▶ _Work to do_:
Copy the lines from the one containing "caption-symbol: τ (498, 229, 507, 245)" up to and including the one containing "series-6 (330, 288, 565, 446)", replacing "data-point" with "data-marker" and leaving everything else unchanged.

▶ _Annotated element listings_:

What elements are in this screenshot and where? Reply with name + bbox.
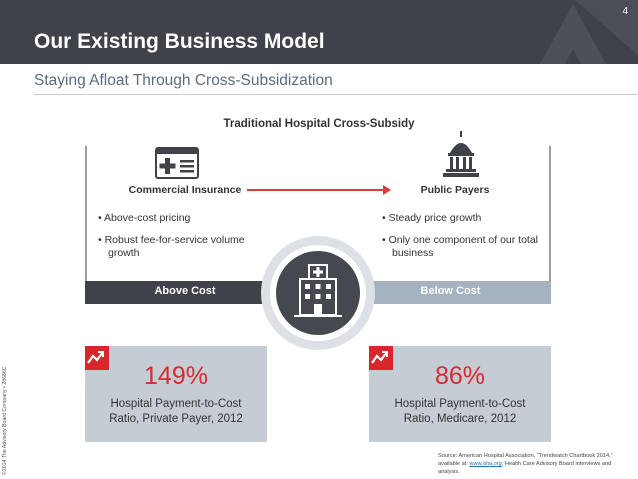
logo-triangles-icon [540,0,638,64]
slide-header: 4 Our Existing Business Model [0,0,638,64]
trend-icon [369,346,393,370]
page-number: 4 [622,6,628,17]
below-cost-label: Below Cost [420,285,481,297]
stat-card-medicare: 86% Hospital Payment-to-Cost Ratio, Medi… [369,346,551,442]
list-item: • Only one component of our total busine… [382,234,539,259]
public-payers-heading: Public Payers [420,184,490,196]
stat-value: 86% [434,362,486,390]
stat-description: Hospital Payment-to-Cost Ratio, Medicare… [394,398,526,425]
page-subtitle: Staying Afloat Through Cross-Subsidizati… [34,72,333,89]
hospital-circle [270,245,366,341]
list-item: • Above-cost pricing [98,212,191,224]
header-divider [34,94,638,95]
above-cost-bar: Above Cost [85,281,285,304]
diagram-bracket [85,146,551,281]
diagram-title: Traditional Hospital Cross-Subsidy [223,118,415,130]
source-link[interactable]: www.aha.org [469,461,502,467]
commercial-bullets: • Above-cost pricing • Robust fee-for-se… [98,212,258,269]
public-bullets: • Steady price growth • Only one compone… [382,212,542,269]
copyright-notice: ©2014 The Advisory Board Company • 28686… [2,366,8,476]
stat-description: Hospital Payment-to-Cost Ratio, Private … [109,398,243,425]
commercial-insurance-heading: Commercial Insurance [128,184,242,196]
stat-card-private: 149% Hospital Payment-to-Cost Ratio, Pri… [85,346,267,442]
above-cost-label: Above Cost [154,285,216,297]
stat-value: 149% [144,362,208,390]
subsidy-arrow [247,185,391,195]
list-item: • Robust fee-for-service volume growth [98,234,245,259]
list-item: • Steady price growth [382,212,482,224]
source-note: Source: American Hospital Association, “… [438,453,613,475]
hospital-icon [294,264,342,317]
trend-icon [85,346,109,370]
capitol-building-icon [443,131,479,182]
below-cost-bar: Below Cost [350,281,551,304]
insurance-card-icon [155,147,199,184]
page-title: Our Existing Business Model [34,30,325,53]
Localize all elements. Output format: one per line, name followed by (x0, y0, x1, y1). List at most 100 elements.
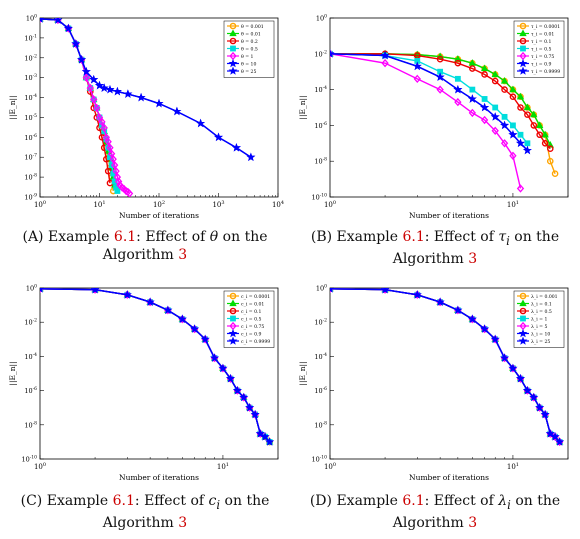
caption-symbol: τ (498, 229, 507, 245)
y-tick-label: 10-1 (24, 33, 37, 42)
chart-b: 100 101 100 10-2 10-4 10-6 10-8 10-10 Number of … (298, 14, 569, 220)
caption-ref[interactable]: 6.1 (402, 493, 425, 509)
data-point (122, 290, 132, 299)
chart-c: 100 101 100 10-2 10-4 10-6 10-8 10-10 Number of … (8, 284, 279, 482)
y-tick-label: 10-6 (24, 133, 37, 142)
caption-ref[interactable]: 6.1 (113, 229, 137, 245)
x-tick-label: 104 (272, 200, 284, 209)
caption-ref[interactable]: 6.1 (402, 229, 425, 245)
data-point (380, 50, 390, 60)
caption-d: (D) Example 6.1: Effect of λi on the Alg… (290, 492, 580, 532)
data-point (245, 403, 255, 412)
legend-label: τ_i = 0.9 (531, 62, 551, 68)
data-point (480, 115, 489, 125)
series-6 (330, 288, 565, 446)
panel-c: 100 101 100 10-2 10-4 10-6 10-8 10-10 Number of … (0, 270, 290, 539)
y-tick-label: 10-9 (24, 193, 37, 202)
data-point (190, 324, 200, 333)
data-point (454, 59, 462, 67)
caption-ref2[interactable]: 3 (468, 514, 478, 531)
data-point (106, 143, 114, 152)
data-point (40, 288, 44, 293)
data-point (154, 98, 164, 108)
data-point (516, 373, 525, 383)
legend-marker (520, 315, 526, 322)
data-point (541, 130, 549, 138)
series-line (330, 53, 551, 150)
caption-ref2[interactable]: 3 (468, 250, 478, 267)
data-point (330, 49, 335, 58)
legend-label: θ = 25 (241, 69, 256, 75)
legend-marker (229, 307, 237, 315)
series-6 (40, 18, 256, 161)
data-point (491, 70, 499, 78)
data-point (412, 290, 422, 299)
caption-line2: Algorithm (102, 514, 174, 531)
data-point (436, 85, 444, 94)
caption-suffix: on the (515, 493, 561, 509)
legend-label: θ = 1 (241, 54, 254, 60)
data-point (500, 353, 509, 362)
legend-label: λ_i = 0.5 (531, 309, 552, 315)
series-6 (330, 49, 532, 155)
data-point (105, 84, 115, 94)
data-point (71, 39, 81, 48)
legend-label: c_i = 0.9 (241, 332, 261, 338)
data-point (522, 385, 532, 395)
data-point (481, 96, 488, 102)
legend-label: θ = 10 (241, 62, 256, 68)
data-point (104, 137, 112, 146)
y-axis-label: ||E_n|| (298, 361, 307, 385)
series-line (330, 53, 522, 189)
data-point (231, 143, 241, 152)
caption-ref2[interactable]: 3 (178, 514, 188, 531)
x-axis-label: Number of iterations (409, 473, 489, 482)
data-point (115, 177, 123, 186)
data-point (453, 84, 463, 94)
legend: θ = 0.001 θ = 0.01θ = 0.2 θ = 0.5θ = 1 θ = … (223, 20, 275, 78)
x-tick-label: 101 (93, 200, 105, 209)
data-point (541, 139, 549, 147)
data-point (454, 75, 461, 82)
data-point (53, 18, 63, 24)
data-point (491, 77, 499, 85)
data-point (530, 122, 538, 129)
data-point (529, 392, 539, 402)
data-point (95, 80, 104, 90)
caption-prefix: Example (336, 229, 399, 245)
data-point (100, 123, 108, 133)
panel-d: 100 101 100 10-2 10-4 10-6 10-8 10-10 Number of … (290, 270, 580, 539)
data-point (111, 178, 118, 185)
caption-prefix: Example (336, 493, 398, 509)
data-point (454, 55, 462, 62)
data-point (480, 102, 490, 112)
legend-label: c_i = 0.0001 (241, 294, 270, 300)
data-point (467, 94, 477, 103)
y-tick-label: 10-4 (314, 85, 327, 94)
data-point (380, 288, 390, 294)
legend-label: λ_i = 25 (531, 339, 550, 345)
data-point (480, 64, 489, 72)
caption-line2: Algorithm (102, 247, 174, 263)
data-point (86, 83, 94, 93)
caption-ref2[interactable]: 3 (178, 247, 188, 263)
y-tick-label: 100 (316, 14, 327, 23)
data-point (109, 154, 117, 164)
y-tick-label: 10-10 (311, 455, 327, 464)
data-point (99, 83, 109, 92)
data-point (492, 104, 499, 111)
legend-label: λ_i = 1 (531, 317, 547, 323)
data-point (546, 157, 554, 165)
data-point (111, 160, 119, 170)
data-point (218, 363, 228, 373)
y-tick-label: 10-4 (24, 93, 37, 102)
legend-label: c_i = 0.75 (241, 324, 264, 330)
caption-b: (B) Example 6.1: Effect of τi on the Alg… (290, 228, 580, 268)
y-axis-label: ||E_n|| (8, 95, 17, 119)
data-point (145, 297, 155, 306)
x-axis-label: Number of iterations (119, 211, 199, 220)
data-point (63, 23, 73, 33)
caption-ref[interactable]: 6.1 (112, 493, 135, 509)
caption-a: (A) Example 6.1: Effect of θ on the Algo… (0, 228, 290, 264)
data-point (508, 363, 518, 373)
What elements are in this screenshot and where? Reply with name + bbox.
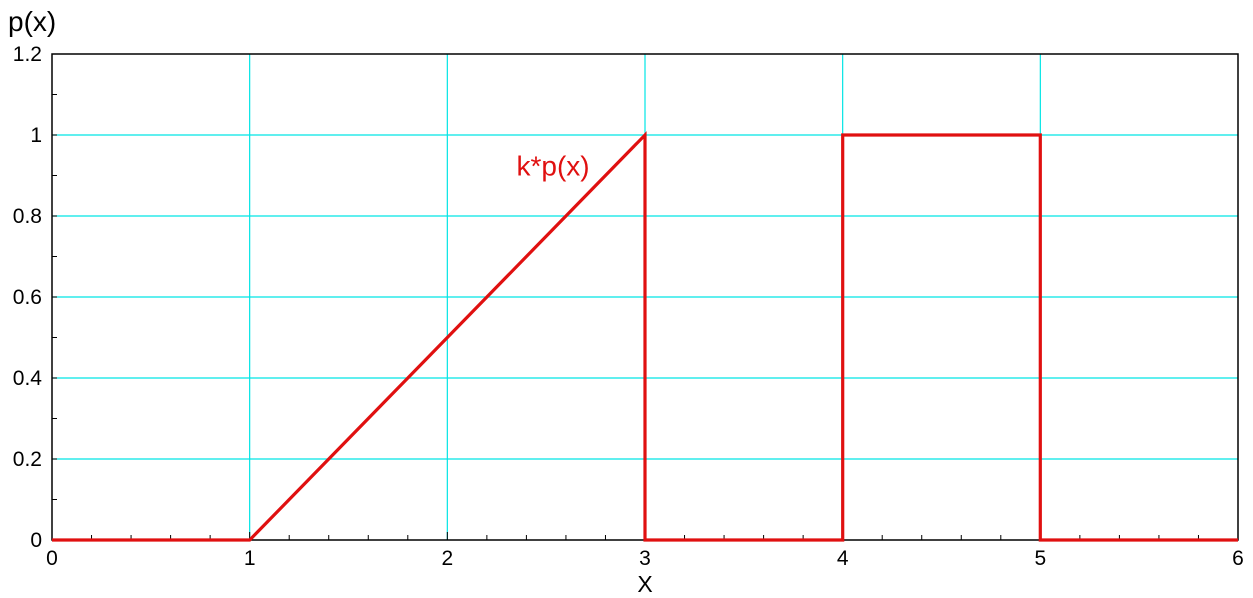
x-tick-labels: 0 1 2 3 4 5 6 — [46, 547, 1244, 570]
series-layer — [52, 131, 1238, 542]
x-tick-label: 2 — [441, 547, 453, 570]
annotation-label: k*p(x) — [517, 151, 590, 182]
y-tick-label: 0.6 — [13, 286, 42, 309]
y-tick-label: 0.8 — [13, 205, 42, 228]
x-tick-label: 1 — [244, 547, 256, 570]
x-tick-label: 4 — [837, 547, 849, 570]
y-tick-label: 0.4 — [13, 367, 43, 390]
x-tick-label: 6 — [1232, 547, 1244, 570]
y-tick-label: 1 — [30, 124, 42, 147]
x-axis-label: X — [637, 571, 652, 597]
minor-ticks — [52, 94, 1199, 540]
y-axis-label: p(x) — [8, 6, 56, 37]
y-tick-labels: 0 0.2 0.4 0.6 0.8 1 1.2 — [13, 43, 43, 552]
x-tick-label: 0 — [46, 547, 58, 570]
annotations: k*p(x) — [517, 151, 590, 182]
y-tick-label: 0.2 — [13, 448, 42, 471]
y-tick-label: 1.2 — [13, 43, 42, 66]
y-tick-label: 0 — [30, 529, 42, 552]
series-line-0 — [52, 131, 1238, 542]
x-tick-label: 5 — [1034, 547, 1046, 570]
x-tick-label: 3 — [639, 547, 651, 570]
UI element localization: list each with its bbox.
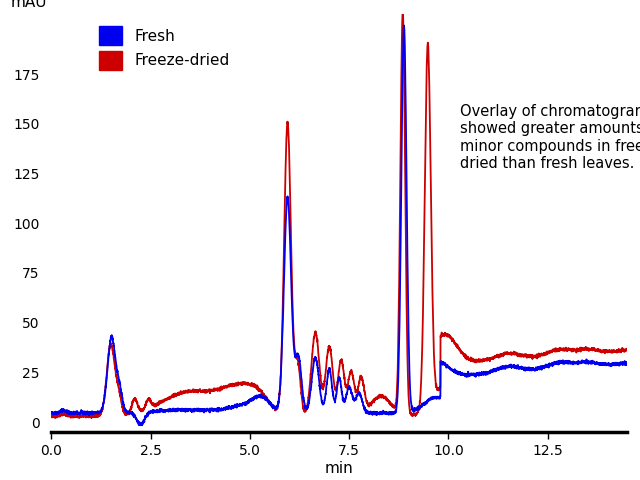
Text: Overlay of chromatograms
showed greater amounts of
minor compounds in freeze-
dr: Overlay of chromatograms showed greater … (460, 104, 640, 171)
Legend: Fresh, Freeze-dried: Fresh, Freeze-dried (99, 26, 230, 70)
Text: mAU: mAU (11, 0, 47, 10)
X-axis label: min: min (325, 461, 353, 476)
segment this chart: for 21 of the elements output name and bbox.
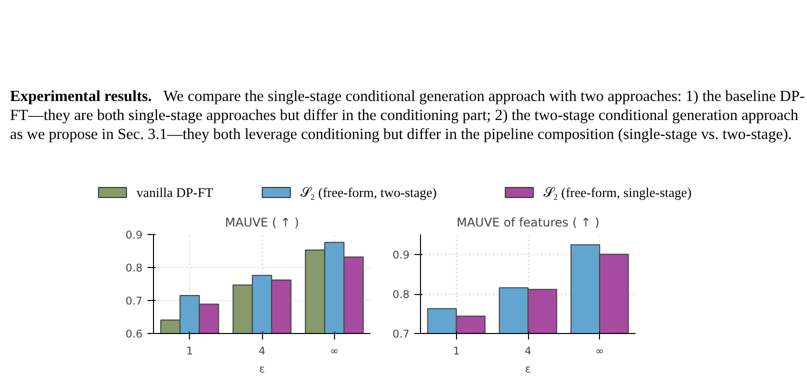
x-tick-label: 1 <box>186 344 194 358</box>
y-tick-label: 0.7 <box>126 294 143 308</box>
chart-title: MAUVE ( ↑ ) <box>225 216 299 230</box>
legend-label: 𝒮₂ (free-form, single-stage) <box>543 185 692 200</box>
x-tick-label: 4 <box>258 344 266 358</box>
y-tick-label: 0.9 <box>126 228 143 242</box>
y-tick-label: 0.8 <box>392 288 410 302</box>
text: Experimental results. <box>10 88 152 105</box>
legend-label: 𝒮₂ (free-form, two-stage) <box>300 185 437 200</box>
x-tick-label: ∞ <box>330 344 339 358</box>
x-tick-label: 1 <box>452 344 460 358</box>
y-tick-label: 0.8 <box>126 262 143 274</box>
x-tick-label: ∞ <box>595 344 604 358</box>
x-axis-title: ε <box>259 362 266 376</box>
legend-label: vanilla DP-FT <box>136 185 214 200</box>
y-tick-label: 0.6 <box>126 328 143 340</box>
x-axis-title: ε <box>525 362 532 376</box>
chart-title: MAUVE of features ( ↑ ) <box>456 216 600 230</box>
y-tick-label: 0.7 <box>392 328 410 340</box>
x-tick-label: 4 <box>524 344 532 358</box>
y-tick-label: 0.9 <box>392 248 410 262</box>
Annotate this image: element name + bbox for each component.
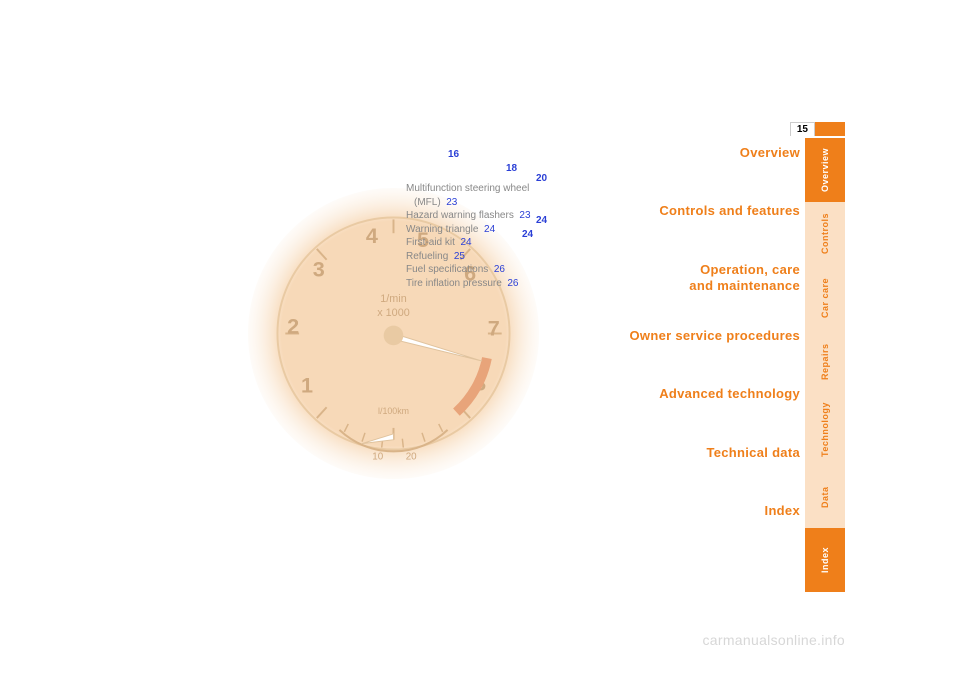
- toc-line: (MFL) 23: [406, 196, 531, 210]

▶ _Task output_:
caption-symbol: τ (498, 229, 507, 245)
y-tick-label: 10-1 (24, 33, 37, 42)
chart-b: 100 101 100 10-2 10-4 10-6 10-8 10-10 Number of … (298, 14, 569, 220)
caption-ref[interactable]: 6.1 (402, 493, 425, 509)
data-marker (122, 290, 132, 299)
chart-c: 100 101 100 10-2 10-4 10-6 10-8 10-10 Number of … (8, 284, 279, 482)
y-tick-label: 10-6 (24, 133, 37, 142)
caption-ref[interactable]: 6.1 (113, 229, 137, 245)
x-tick-label: 104 (272, 200, 284, 209)
caption-ref[interactable]: 6.1 (402, 229, 425, 245)
data-marker (380, 50, 390, 60)
caption-d: (D) Example 6.1: Effect of λi on the Alg… (290, 492, 580, 532)
data-marker (245, 403, 255, 412)
legend-label: τ_i = 0.9 (531, 62, 551, 68)
data-marker (480, 115, 489, 125)
series-6 (330, 288, 565, 446)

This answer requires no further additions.